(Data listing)
◇ ◇ ◇ ◇ ◇ ◇ ◇

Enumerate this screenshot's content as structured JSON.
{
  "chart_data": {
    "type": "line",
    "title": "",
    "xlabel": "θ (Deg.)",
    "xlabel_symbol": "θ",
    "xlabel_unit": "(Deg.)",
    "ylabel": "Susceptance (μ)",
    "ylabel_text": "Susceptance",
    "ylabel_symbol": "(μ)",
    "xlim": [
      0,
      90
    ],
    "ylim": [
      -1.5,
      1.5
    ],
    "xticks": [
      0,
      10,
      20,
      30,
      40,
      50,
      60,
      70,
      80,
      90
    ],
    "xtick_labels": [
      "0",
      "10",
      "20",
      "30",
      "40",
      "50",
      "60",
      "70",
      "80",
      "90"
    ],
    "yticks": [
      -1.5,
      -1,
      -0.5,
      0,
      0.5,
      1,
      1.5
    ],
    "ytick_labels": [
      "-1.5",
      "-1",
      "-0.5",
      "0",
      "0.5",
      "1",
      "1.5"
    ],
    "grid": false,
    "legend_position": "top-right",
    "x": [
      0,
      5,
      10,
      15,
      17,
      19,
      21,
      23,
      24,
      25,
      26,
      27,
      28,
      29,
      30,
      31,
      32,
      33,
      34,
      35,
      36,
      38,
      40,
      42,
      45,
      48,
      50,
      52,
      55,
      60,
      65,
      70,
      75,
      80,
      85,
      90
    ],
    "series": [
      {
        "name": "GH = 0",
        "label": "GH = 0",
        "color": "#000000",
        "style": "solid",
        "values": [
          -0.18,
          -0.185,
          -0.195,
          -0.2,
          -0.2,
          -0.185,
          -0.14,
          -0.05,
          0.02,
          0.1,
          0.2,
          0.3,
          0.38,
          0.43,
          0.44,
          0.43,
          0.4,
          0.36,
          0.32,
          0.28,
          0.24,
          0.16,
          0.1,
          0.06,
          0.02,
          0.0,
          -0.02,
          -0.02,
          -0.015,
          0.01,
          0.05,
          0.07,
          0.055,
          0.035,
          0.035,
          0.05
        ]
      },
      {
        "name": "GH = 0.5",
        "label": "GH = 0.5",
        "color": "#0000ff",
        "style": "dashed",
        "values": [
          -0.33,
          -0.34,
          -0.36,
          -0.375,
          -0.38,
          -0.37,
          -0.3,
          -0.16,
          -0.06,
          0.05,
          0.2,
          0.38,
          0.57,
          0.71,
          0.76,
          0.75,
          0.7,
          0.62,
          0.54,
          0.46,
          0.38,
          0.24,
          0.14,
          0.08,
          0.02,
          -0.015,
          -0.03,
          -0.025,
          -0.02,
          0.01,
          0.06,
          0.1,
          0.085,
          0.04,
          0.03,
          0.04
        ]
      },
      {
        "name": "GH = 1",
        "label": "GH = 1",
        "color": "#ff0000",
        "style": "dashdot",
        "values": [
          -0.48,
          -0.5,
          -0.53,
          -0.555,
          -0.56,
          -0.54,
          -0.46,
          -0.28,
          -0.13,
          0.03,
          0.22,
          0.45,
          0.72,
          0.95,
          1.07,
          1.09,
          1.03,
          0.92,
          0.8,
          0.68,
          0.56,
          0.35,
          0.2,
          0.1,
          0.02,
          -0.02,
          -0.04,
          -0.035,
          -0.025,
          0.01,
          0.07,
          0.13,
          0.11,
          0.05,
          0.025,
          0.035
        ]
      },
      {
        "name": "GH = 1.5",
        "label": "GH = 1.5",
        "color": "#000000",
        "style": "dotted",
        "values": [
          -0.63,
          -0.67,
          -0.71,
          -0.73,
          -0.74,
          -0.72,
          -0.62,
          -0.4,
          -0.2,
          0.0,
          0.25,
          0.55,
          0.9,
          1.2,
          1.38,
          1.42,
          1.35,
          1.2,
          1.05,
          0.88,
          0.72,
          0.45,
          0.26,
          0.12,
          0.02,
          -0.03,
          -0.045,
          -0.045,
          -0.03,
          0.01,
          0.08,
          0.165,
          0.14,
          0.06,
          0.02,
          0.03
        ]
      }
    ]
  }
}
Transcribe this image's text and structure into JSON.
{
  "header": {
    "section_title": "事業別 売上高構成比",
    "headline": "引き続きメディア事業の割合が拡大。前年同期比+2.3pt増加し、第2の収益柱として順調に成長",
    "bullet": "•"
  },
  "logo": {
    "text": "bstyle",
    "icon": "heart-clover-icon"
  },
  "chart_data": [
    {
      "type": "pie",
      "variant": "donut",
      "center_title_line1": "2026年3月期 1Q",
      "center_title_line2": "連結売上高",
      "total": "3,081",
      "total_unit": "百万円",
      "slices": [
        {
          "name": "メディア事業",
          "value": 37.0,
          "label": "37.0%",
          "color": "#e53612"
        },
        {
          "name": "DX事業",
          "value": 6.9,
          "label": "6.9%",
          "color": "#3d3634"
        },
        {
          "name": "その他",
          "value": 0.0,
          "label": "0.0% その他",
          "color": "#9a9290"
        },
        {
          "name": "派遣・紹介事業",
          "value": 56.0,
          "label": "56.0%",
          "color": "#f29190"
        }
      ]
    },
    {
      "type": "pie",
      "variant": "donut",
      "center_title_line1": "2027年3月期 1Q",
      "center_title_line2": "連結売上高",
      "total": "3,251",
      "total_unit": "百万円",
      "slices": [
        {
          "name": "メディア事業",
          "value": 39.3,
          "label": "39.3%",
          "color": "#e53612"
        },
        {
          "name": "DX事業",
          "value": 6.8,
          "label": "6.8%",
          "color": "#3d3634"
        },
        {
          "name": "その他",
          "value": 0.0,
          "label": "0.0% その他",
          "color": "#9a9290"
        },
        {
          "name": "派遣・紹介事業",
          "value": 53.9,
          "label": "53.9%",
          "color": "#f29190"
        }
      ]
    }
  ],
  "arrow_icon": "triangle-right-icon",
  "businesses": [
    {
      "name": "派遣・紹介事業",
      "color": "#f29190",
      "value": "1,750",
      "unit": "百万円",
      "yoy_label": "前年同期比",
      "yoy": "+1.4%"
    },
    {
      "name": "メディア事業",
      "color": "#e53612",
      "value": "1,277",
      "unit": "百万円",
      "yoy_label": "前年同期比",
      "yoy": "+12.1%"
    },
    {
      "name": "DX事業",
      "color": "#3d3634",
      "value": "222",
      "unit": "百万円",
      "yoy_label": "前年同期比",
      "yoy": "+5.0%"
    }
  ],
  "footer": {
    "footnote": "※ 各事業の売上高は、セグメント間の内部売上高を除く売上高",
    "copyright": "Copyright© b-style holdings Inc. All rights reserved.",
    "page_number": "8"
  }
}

◇ ◇ ◇ ◇ ◇ ◇ ◇

- [WHAT YOU WILL DO] Take the listing above and set it down exactly.

- [RESULT OF THE EXERCISE]
Enumerate this screenshot's content as structured JSON.
{
  "chart_data": {
    "type": "line",
    "title": "",
    "xlabel": "θ (Deg.)",
    "xlabel_symbol": "θ",
    "xlabel_unit": "(Deg.)",
    "ylabel": "Susceptance (μ)",
    "ylabel_text": "Susceptance",
    "ylabel_symbol": "(μ)",
    "xlim": [
      0,
      90
    ],
    "ylim": [
      -1.5,
      1.5
    ],
    "xticks": [
      0,
      10,
      20,
      30,
      40,
      50,
      60,
      70,
      80,
      90
    ],
    "xtick_labels": [
      "0",
      "10",
      "20",
      "30",
      "40",
      "50",
      "60",
      "70",
      "80",
      "90"
    ],
    "yticks": [
      -1.5,
      -1,
      -0.5,
      0,
      0.5,
      1,
      1.5
    ],
    "ytick_labels": [
      "-1.5",
      "-1",
      "-0.5",
      "0",
      "0.5",
      "1",
      "1.5"
    ],
    "grid": false,
    "legend_position": "top-right",
    "x": [
      0,
      5,
      10,
      15,
      17,
      19,
      21,
      23,
      24,
      25,
      26,
      27,
      28,
      29,
      30,
      31,
      32,
      33,
      34,
      35,
      36,
      38,
      40,
      42,
      45,
      48,
      50,
      52,
      55,
      60,
      65,
      70,
      75,
      80,
      85,
      90
    ],
    "series": [
      {
        "name": "GH = 0",
        "label": "GH = 0",
        "color": "#000000",
        "style": "solid",
        "values": [
          -0.18,
          -0.185,
          -0.195,
          -0.2,
          -0.2,
          -0.185,
          -0.14,
          -0.05,
          0.02,
          0.1,
          0.2,
          0.3,
          0.38,
          0.43,
          0.44,
          0.43,
          0.4,
          0.36,
          0.32,
          0.28,
          0.24,
          0.16,
          0.1,
          0.06,
          0.02,
          0.0,
          -0.02,
          -0.02,
          -0.015,
          0.01,
          0.05,
          0.07,
          0.055,
          0.035,
          0.035,
          0.05
        ]
      },
      {
        "name": "GH = 0.5",
        "label": "GH = 0.5",
        "color": "#0000ff",
        "style": "dashed",
        "values": [
          -0.33,
          -0.34,
          -0.36,
          -0.375,
          -0.38,
          -0.37,
          -0.3,
          -0.16,
          -0.06,
          0.05,
          0.2,
          0.38,
          0.57,
          0.71,
          0.76,
          0.75,
          0.7,
          0.62,
          0.54,
          0.46,
          0.38,
          0.24,
          0.14,
          0.08,
          0.02,
          -0.015,
          -0.03,
          -0.025,
          -0.02,
          0.01,
          0.06,
          0.1,
          0.085,
          0.04,
          0.03,
          0.04
        ]
      },
      {
        "name": "GH = 1",
        "label": "GH = 1",
        "color": "#ff0000",
        "style": "dashdot",
        "values": [
          -0.48,
          -0.5,
          -0.53,
          -0.555,
          -0.56,
          -0.54,
          -0.46,
          -0.28,
          -0.13,
          0.03,
          0.22,
          0.45,
          0.72,
          0.95,
          1.07,
          1.09,
          1.03,
          0.92,
          0.8,
          0.68,
          0.56,
          0.35,
          0.2,
          0.1,
          0.02,
          -0.02,
          -0.04,
          -0.035,
          -0.025,
          0.01,
          0.07,
          0.13,
          0.11,
          0.05,
          0.025,
          0.035
        ]
      },
      {
        "name": "GH = 1.5",
        "label": "GH = 1.5",
        "color": "#000000",
        "style": "dotted",
        "values": [
          -0.63,
          -0.67,
          -0.71,
          -0.73,
          -0.74,
          -0.72,
          -0.62,
          -0.4,
          -0.2,
          0.0,
          0.25,
          0.55,
          0.9,
          1.2,
          1.38,
          1.42,
          1.35,
          1.2,
          1.05,
          0.88,
          0.72,
          0.45,
          0.26,
          0.12,
          0.02,
          -0.03,
          -0.045,
          -0.045,
          -0.03,
          0.01,
          0.08,
          0.165,
          0.14,
          0.06,
          0.02,
          0.03
        ]
      }
    ]
  }
}
Transcribe this image's text and structure into JSON.
{
  "header": {
    "section_title": "事業別 売上高構成比",
    "headline": "引き続きメディア事業の割合が拡大。前年同期比+2.3pt増加し、第2の収益柱として順調に成長",
    "bullet": "•"
  },
  "logo": {
    "text": "bstyle",
    "icon": "heart-clover-icon"
  },
  "chart_data": [
    {
      "type": "pie",
      "variant": "donut",
      "center_title_line1": "2026年3月期 1Q",
      "center_title_line2": "連結売上高",
      "total": "3,081",
      "total_unit": "百万円",
      "slices": [
        {
          "name": "メディア事業",
          "value": 37.0,
          "label": "37.0%",
          "color": "#e53612"
        },
        {
          "name": "DX事業",
          "value": 6.9,
          "label": "6.9%",
          "color": "#3d3634"
        },
        {
          "name": "その他",
          "value": 0.0,
          "label": "0.0% その他",
          "color": "#9a9290"
        },
        {
          "name": "派遣・紹介事業",
          "value": 56.0,
          "label": "56.0%",
          "color": "#f29190"
        }
      ]
    },
    {
      "type": "pie",
      "variant": "donut",
      "center_title_line1": "2027年3月期 1Q",
      "center_title_line2": "連結売上高",
      "total": "3,251",
      "total_unit": "百万円",
      "slices": [
        {
          "name": "メディア事業",
          "value": 39.3,
          "label": "39.3%",
          "color": "#e53612"
        },
        {
          "name": "DX事業",
          "value": 6.8,
          "label": "6.8%",
          "color": "#3d3634"
        },
        {
          "name": "その他",
          "value": 0.0,
          "label": "0.0% その他",
          "color": "#9a9290"
        },
        {
          "name": "派遣・紹介事業",
          "value": 53.9,
          "label": "53.9%",
          "color": "#f29190"
        }
      ]
    }
  ],
  "arrow_icon": "triangle-right-icon",
  "businesses": [
    {
      "name": "派遣・紹介事業",
      "color": "#f29190",
      "value": "1,750",
      "unit": "百万円",
      "yoy_label": "前年同期比",
      "yoy": "+1.4%"
    },
    {
      "name": "メディア事業",
      "color": "#e53612",
      "value": "1,277",
      "unit": "百万円",
      "yoy_label": "前年同期比",
      "yoy": "+12.1%"
    },
    {
      "name": "DX事業",
      "color": "#3d3634",
      "value": "222",
      "unit": "百万円",
      "yoy_label": "前年同期比",
      "yoy": "+5.0%"
    }
  ],
  "footer": {
    "footnote": "※ 各事業の売上高は、セグメント間の内部売上高を除く売上高",
    "copyright": "Copyright© b-style holdings Inc. All rights reserved.",
    "page_number": "8"
  }
}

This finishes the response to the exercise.